### WHAT IS NEEDED
Determine how many lines contain the string "increase" and reply with that number alone.

═══ ROWS

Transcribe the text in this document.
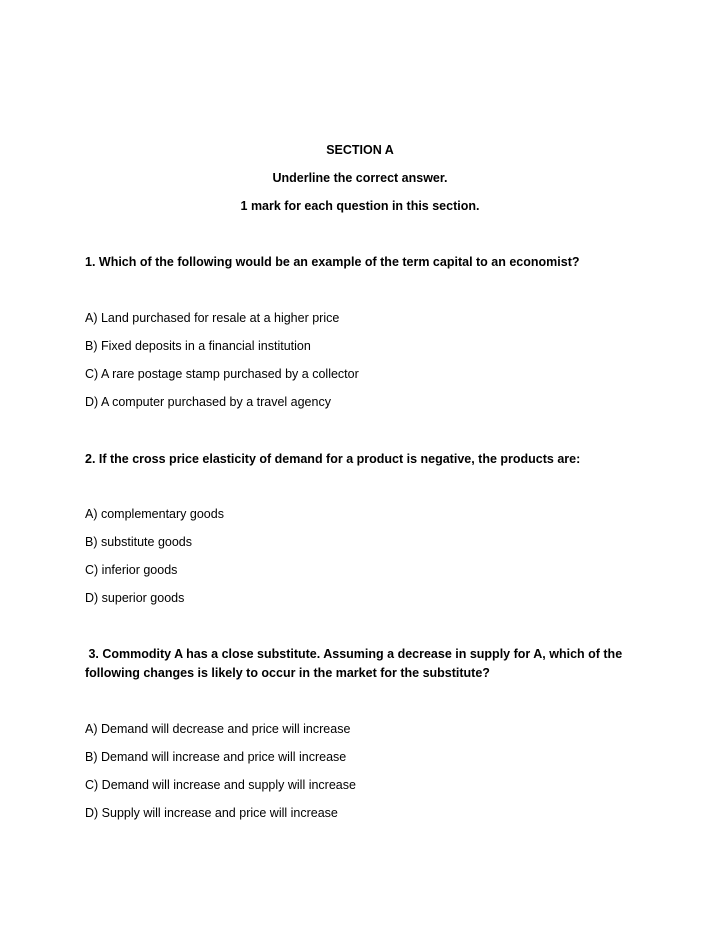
SECTION A
Underline the correct answer.
1 mark for each question in this section.
1. Which of the following would be an example of the term capital to an economist?
A) Land purchased for resale at a higher price
B) Fixed deposits in a financial institution
C) A rare postage stamp purchased by a collector
D) A computer purchased by a travel agency
2. If the cross price elasticity of demand for a product is negative, the products are:
A) complementary goods
B) substitute goods
C) inferior goods
D) superior goods
3. Commodity A has a close substitute. Assuming a decrease in supply for A, which of the
following changes is likely to occur in the market for the substitute?
A) Demand will decrease and price will increase
B) Demand will increase and price will increase
C) Demand will increase and supply will increase
D) Supply will increase and price will increase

══════

### ANSWER TO THE EXERCISE
4